과제 설명:
아래 항목 가운데 문자열 "Handling"를 포함하는 줄을 빠짐없이 나열하십시오. 대소문자는 구별합니다.

+++ 제공 데이터 +++

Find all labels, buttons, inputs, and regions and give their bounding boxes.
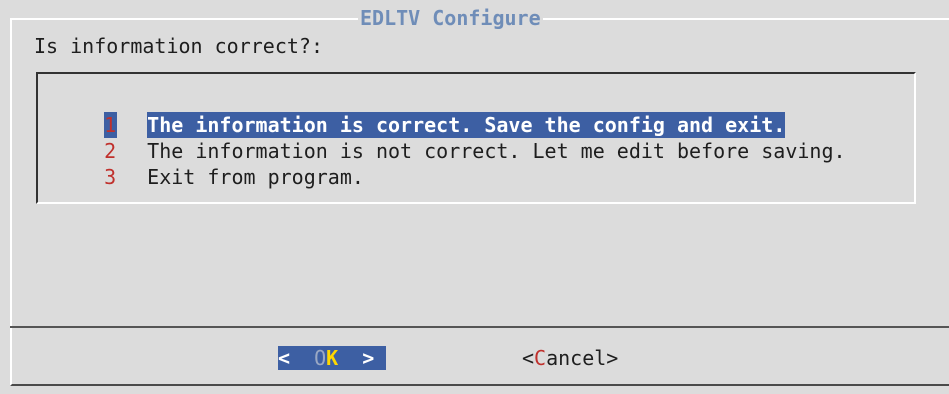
dialog-prompt: Is information correct?:	[34, 34, 323, 58]
ok-button-letter-o: O	[314, 346, 327, 370]
button-separator	[10, 326, 949, 328]
ok-button-hotkey: K	[326, 346, 339, 370]
ok-button-left-bracket: <	[278, 346, 315, 370]
ok-button-right-bracket: >	[338, 346, 375, 370]
menu-item-label: Exit from program.	[147, 165, 364, 189]
menu-item-save-and-exit[interactable]: 1 The information is correct. Save the co…	[56, 86, 786, 138]
menu-list: 1 The information is correct. Save the co…	[36, 72, 916, 204]
cancel-button-open: <	[522, 346, 535, 370]
cancel-button-hotkey: C	[534, 346, 547, 370]
menu-item-exit-program[interactable]: 3 Exit from program.	[56, 138, 364, 189]
dialog-title: EDLTV Configure	[358, 6, 543, 30]
cancel-button-rest: ancel>	[546, 346, 619, 370]
menu-item-tag: 3	[104, 165, 117, 189]
cancel-button[interactable]: <Cancel>	[522, 346, 618, 370]
menu-item-edit-before-saving[interactable]: 2 The information is not correct. Let me …	[56, 112, 845, 163]
ok-button[interactable]: < OK >	[278, 346, 386, 370]
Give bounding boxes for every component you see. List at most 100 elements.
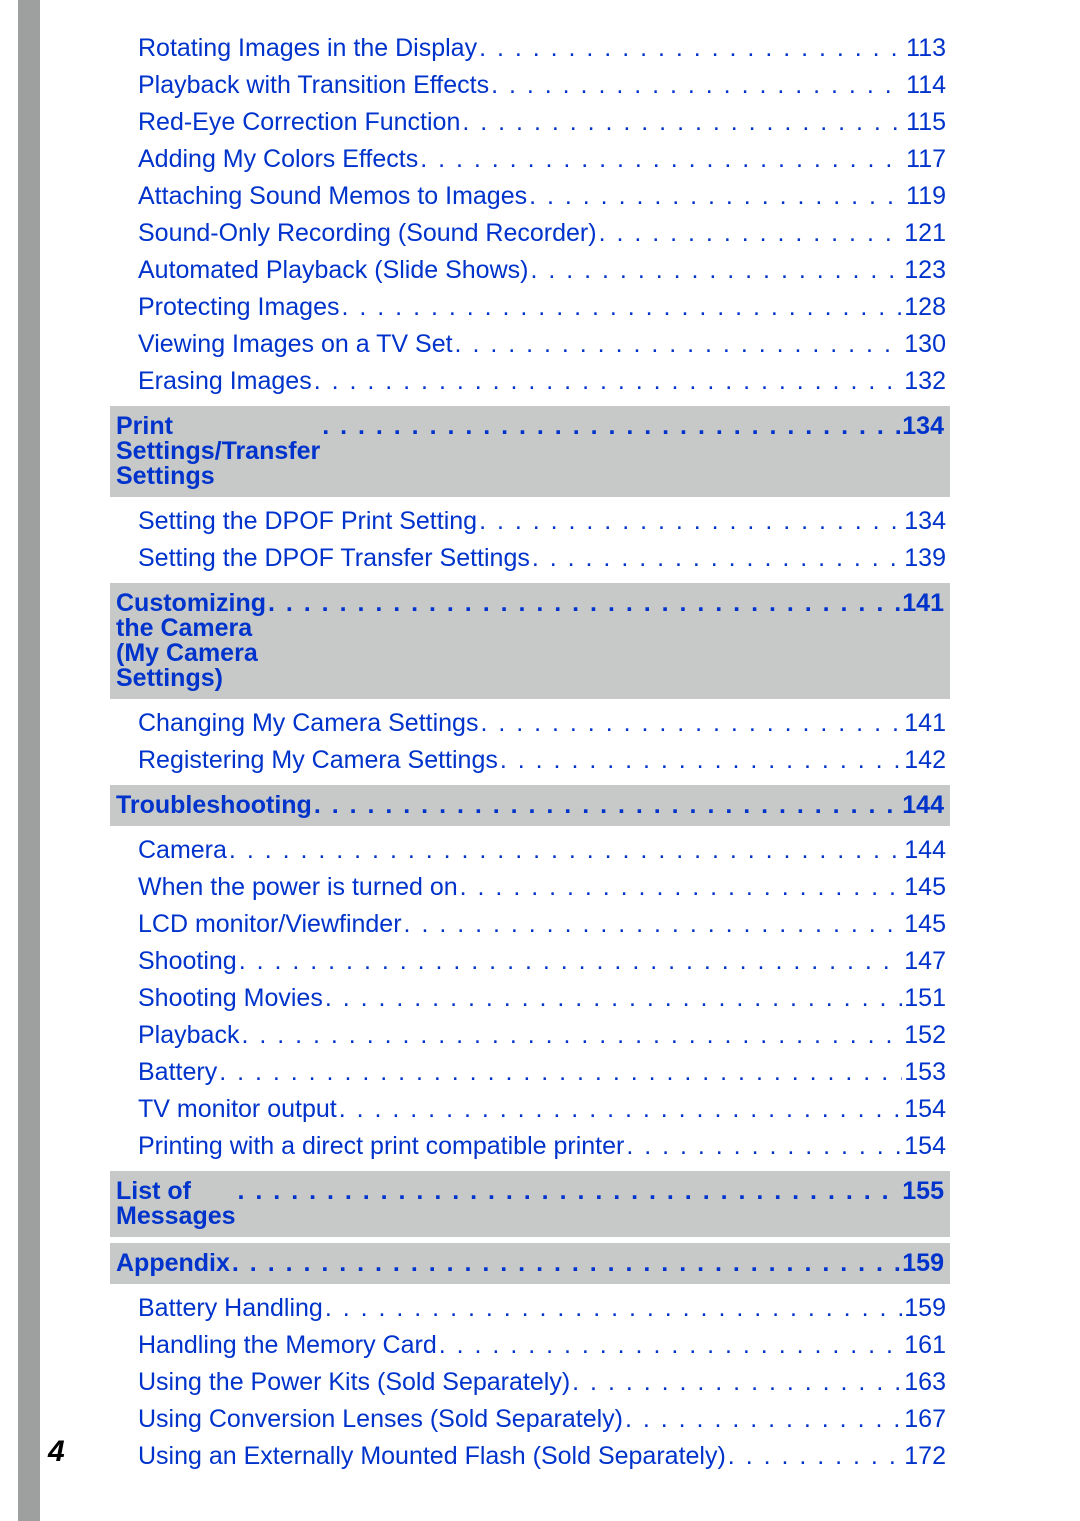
toc-title: Shooting Movies xyxy=(138,986,323,1011)
toc-leader-dots: . . . . . . . . . . . . . . . . . . . . … xyxy=(325,1296,902,1321)
toc-page: 130 xyxy=(904,332,946,357)
toc-leader-dots: . . . . . . . . . . . . . . . . . . . . … xyxy=(599,221,903,246)
toc-entry-row[interactable]: LCD monitor/Viewfinder. . . . . . . . . … xyxy=(110,906,950,943)
toc-section-row[interactable]: Customizing the Camera (My Camera Settin… xyxy=(110,583,950,699)
toc-leader-dots: . . . . . . . . . . . . . . . . . . . . … xyxy=(530,258,902,283)
toc-entry-row[interactable]: Shooting. . . . . . . . . . . . . . . . … xyxy=(110,943,950,980)
toc-leader-dots: . . . . . . . . . . . . . . . . . . . . … xyxy=(491,73,904,98)
toc-section-row[interactable]: Appendix. . . . . . . . . . . . . . . . … xyxy=(110,1243,950,1284)
toc-entry-row[interactable]: Battery. . . . . . . . . . . . . . . . .… xyxy=(110,1054,950,1091)
toc-title: Using an Externally Mounted Flash (Sold … xyxy=(138,1444,726,1469)
toc-entry-row[interactable]: Battery Handling. . . . . . . . . . . . … xyxy=(110,1290,950,1327)
toc-page: 114 xyxy=(906,73,946,98)
toc-entry-row[interactable]: Automated Playback (Slide Shows). . . . … xyxy=(110,252,950,289)
toc-title: Customizing the Camera (My Camera Settin… xyxy=(116,591,266,691)
toc-title: Viewing Images on a TV Set xyxy=(138,332,453,357)
toc-entry-row[interactable]: TV monitor output. . . . . . . . . . . .… xyxy=(110,1091,950,1128)
toc-page: 147 xyxy=(904,949,946,974)
toc-page: 159 xyxy=(902,1251,944,1276)
toc-entry-row[interactable]: Setting the DPOF Transfer Settings. . . … xyxy=(110,540,950,577)
toc-leader-dots: . . . . . . . . . . . . . . . . . . . . … xyxy=(322,414,900,439)
toc-section-row[interactable]: Troubleshooting. . . . . . . . . . . . .… xyxy=(110,785,950,826)
toc-entry-row[interactable]: Red-Eye Correction Function. . . . . . .… xyxy=(110,104,950,141)
toc-page: 119 xyxy=(906,184,946,209)
toc-leader-dots: . . . . . . . . . . . . . . . . . . . . … xyxy=(480,711,902,736)
toc-entry-row[interactable]: Using the Power Kits (Sold Separately). … xyxy=(110,1364,950,1401)
toc-leader-dots: . . . . . . . . . . . . . . . . . . . . … xyxy=(342,295,903,320)
toc-title: Adding My Colors Effects xyxy=(138,147,418,172)
toc-title: Setting the DPOF Print Setting xyxy=(138,509,477,534)
toc-title: List of Messages xyxy=(116,1179,236,1229)
toc-title: Battery xyxy=(138,1060,217,1085)
toc-title: Sound-Only Recording (Sound Recorder) xyxy=(138,221,597,246)
left-margin-bar xyxy=(18,0,40,1521)
toc-title: Red-Eye Correction Function xyxy=(138,110,460,135)
toc-title: Setting the DPOF Transfer Settings xyxy=(138,546,530,571)
toc-title: Playback xyxy=(138,1023,239,1048)
toc-page: 151 xyxy=(904,986,946,1011)
toc-title: TV monitor output xyxy=(138,1097,337,1122)
toc-leader-dots: . . . . . . . . . . . . . . . . . . . . … xyxy=(439,1333,903,1358)
toc-page: 154 xyxy=(904,1097,946,1122)
toc-entry-row[interactable]: Handling the Memory Card. . . . . . . . … xyxy=(110,1327,950,1364)
toc-leader-dots: . . . . . . . . . . . . . . . . . . . . … xyxy=(232,1251,900,1276)
toc-page: 144 xyxy=(902,793,944,818)
toc-page: 142 xyxy=(904,748,946,773)
toc-leader-dots: . . . . . . . . . . . . . . . . . . . . … xyxy=(241,1023,902,1048)
toc-page: 121 xyxy=(904,221,946,246)
toc-leader-dots: . . . . . . . . . . . . . . . . . . . . … xyxy=(238,1179,901,1204)
toc-title: Rotating Images in the Display xyxy=(138,36,477,61)
toc-title: Changing My Camera Settings xyxy=(138,711,478,736)
toc-entry-row[interactable]: Attaching Sound Memos to Images. . . . .… xyxy=(110,178,950,215)
toc-entry-row[interactable]: When the power is turned on. . . . . . .… xyxy=(110,869,950,906)
toc-title: Handling the Memory Card xyxy=(138,1333,437,1358)
toc-page: 141 xyxy=(902,591,944,616)
table-of-contents: Rotating Images in the Display . . . . . … xyxy=(110,30,950,1475)
toc-page: 153 xyxy=(904,1060,946,1085)
toc-title: Print Settings/Transfer Settings xyxy=(116,414,320,489)
toc-section-row[interactable]: List of Messages. . . . . . . . . . . . … xyxy=(110,1171,950,1237)
toc-entry-row[interactable]: Protecting Images. . . . . . . . . . . .… xyxy=(110,289,950,326)
toc-entry-row[interactable]: Using Conversion Lenses (Sold Separately… xyxy=(110,1401,950,1438)
toc-section-row[interactable]: Print Settings/Transfer Settings. . . . … xyxy=(110,406,950,497)
toc-entry-row[interactable]: Viewing Images on a TV Set. . . . . . . … xyxy=(110,326,950,363)
toc-leader-dots: . . . . . . . . . . . . . . . . . . . . … xyxy=(625,1407,902,1432)
toc-entry-row[interactable]: Setting the DPOF Print Setting. . . . . … xyxy=(110,503,950,540)
toc-title: When the power is turned on xyxy=(138,875,458,900)
toc-leader-dots: . . . . . . . . . . . . . . . . . . . . … xyxy=(420,147,904,172)
toc-leader-dots: . . . . . . . . . . . . . . . . . . . . … xyxy=(229,838,902,863)
toc-page: 123 xyxy=(904,258,946,283)
toc-entry-row[interactable]: Playback. . . . . . . . . . . . . . . . … xyxy=(110,1017,950,1054)
toc-page: 159 xyxy=(904,1296,946,1321)
toc-entry-row[interactable]: Shooting Movies. . . . . . . . . . . . .… xyxy=(110,980,950,1017)
toc-title: Appendix xyxy=(116,1251,230,1276)
toc-entry-row[interactable]: Erasing Images. . . . . . . . . . . . . … xyxy=(110,363,950,400)
toc-leader-dots: . . . . . . . . . . . . . . . . . . . . … xyxy=(339,1097,903,1122)
toc-leader-dots: . . . . . . . . . . . . . . . . . . . . … xyxy=(325,986,902,1011)
toc-entry-row[interactable]: Using an Externally Mounted Flash (Sold … xyxy=(110,1438,950,1475)
toc-title: Attaching Sound Memos to Images xyxy=(138,184,527,209)
toc-title: Camera xyxy=(138,838,227,863)
toc-title: Playback with Transition Effects xyxy=(138,73,489,98)
toc-entry-row[interactable]: Sound-Only Recording (Sound Recorder). .… xyxy=(110,215,950,252)
toc-entry-row[interactable]: Playback with Transition Effects. . . . … xyxy=(110,67,950,104)
toc-leader-dots: . . . . . . . . . . . . . . . . . . . . … xyxy=(529,184,904,209)
toc-leader-dots: . . . . . . . . . . . . . . . . . . . . … xyxy=(500,748,902,773)
toc-leader-dots: . . . . . . . . . . . . . . . . . . . . … xyxy=(532,546,902,571)
toc-page: 161 xyxy=(904,1333,946,1358)
document-page: Rotating Images in the Display . . . . . … xyxy=(0,0,1080,1521)
toc-title: Battery Handling xyxy=(138,1296,323,1321)
toc-leader-dots: . . . . . . . . . . . . . . . . . . . . … xyxy=(314,369,903,394)
toc-entry-row[interactable]: Printing with a direct print compatible … xyxy=(110,1128,950,1165)
toc-entry-row[interactable]: Registering My Camera Settings. . . . . … xyxy=(110,742,950,779)
toc-entry-row[interactable]: Changing My Camera Settings. . . . . . .… xyxy=(110,705,950,742)
toc-page: 115 xyxy=(906,110,946,135)
toc-entry-row[interactable]: Adding My Colors Effects. . . . . . . . … xyxy=(110,141,950,178)
toc-page: 163 xyxy=(904,1370,946,1395)
toc-page: 113 xyxy=(906,36,946,61)
toc-page: 144 xyxy=(904,838,946,863)
toc-leader-dots: . . . . . . . . . . . . . . . . . . . . … xyxy=(239,949,903,974)
toc-entry-row[interactable]: Rotating Images in the Display. . . . . … xyxy=(110,30,950,67)
toc-entry-row[interactable]: Camera. . . . . . . . . . . . . . . . . … xyxy=(110,832,950,869)
toc-leader-dots: . . . . . . . . . . . . . . . . . . . . … xyxy=(404,912,903,937)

+++

문제 정답:
toc-entry-row[interactable]: Battery Handling. . . . . . . . . . . . … xyxy=(110,1290,950,1327)
toc-entry-row[interactable]: Handling the Memory Card. . . . . . . . … xyxy=(110,1327,950,1364)
toc-title: Handling the Memory Card xyxy=(138,1333,437,1358)
toc-title: Battery Handling xyxy=(138,1296,323,1321)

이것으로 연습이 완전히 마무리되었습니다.